▽

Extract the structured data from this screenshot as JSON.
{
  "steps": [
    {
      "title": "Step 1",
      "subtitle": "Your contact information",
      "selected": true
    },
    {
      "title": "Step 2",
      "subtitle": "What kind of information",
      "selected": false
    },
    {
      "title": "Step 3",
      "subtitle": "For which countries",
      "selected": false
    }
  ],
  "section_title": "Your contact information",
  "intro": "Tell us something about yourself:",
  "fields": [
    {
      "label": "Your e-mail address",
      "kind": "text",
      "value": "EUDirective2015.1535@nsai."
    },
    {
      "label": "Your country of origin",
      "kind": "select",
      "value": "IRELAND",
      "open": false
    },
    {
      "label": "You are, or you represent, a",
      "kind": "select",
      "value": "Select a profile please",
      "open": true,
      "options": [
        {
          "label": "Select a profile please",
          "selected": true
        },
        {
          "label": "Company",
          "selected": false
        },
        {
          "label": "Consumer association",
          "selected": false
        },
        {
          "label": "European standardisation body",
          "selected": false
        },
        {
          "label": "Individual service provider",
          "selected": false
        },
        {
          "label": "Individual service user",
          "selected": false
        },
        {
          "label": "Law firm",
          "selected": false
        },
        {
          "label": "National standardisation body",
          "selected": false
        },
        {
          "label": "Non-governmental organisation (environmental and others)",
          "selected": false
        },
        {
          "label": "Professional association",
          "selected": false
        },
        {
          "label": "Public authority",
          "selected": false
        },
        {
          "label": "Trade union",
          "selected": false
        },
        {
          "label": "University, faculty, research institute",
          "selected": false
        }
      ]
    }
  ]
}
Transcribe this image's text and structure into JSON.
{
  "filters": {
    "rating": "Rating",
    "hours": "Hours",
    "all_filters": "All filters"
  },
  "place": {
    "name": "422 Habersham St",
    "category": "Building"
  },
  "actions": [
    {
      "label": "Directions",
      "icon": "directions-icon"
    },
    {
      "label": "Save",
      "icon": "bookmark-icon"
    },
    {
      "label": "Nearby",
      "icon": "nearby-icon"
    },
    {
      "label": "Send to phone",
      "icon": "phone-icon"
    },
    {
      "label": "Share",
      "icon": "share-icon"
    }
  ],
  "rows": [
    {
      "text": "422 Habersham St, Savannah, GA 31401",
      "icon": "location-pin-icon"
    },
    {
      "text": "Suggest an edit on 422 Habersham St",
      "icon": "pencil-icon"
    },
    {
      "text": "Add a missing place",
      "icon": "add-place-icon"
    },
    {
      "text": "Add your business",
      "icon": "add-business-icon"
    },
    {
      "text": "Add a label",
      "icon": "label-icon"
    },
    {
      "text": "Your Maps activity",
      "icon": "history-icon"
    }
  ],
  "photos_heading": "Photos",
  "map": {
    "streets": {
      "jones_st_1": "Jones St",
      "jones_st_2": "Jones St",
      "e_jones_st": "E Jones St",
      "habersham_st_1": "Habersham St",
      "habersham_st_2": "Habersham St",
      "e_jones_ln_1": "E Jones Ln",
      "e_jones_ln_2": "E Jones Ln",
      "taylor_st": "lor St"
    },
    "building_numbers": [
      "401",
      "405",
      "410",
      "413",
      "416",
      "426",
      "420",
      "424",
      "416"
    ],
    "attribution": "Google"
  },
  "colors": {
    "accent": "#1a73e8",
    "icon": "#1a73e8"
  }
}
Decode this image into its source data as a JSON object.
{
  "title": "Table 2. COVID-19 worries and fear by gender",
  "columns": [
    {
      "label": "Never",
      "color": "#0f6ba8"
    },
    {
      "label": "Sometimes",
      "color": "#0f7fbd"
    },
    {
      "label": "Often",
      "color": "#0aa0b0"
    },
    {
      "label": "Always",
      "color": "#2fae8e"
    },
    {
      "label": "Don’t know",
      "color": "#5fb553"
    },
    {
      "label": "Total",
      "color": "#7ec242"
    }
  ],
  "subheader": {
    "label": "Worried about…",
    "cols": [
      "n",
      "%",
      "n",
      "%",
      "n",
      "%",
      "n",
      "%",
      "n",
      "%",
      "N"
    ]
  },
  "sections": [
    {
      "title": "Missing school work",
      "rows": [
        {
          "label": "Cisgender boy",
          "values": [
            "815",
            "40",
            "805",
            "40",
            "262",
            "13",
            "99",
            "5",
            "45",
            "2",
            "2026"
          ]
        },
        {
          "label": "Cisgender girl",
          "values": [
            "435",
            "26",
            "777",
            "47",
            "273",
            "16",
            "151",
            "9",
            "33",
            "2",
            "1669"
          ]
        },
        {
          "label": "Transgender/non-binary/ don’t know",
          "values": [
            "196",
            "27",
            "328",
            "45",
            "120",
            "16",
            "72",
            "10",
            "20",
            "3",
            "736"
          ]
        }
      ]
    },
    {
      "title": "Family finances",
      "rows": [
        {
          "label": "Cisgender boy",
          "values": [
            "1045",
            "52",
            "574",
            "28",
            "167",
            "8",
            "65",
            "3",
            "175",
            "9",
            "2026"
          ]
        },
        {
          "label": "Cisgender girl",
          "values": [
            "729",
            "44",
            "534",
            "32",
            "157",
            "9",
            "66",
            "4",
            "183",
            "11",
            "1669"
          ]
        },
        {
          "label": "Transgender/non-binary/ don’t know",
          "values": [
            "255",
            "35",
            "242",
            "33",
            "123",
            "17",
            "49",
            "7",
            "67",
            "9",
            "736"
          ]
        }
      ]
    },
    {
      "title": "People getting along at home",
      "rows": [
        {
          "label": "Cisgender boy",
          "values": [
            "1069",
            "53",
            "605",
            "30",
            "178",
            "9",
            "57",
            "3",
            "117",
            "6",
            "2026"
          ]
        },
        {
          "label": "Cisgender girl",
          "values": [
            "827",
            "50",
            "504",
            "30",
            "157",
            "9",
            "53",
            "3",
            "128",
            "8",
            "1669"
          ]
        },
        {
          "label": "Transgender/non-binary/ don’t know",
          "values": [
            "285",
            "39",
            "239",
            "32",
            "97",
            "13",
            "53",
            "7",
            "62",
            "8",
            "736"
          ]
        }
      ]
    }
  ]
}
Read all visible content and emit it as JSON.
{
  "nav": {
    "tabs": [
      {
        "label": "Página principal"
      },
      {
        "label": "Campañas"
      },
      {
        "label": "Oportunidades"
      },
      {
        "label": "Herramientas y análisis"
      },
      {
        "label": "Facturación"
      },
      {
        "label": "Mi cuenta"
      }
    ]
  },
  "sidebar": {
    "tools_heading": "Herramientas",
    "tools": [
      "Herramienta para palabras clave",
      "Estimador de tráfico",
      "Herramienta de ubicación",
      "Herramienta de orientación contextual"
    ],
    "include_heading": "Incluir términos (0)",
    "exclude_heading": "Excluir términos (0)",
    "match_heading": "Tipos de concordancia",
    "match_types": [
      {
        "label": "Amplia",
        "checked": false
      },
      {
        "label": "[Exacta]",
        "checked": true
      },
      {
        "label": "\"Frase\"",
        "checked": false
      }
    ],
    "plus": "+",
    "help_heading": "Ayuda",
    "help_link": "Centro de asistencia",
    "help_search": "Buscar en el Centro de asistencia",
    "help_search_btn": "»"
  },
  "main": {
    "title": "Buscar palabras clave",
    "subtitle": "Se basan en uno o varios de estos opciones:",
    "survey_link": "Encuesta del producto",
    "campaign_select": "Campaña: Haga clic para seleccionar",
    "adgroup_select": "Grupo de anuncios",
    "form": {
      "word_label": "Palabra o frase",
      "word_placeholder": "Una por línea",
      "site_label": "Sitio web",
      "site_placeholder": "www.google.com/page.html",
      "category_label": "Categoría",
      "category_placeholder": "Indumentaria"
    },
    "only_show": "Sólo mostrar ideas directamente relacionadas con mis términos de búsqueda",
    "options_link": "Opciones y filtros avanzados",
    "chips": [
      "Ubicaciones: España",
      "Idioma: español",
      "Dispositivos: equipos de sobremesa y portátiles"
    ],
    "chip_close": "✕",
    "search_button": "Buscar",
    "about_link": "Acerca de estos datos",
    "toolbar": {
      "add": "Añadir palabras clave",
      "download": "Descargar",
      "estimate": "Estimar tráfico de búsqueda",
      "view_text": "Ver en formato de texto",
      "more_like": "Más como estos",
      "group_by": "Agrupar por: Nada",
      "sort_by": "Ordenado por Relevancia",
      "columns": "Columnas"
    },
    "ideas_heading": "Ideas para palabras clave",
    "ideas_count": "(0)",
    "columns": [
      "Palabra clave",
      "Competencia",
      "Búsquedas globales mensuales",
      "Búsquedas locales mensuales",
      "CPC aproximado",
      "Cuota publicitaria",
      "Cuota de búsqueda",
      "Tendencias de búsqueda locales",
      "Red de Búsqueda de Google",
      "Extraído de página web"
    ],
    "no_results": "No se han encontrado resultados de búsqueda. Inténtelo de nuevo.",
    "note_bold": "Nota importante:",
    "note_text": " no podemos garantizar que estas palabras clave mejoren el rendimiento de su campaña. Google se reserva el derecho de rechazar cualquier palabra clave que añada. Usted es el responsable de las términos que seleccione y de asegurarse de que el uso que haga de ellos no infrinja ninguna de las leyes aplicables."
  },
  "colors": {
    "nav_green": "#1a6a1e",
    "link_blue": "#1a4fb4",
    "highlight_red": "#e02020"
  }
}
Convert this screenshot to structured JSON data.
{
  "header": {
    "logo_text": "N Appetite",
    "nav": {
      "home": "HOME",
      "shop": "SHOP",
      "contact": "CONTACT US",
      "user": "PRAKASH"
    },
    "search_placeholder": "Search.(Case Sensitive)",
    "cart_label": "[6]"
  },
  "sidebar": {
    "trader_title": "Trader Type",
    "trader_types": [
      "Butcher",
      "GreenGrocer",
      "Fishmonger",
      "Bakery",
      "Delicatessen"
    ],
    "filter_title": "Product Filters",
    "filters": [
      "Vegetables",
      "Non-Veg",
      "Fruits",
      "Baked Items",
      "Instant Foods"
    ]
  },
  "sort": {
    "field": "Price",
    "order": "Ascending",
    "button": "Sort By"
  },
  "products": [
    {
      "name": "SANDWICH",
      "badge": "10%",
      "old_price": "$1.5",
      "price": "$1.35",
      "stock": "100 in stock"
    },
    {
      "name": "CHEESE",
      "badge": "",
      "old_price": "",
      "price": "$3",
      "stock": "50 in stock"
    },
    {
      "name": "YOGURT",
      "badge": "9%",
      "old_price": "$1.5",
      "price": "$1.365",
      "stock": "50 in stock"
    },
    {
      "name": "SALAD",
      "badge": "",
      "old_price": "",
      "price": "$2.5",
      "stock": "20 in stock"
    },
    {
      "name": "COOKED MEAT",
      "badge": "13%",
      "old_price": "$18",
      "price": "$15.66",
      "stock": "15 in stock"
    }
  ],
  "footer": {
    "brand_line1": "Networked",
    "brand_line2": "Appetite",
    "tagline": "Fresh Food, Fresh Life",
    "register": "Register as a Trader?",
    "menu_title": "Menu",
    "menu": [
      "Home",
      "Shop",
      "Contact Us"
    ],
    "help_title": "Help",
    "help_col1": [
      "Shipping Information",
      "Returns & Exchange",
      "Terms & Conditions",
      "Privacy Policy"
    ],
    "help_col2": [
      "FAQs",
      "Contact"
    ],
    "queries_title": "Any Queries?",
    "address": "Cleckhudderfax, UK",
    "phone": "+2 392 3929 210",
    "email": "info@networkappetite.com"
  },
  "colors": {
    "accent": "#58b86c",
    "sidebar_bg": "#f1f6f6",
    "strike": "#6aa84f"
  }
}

△

:: Work to be completed ::
Look through the data above. Copy every line with the string "tráfico" in it.

:: Full output ::
      "Estimador de tráfico",
      "estimate": "Estimar tráfico de búsqueda",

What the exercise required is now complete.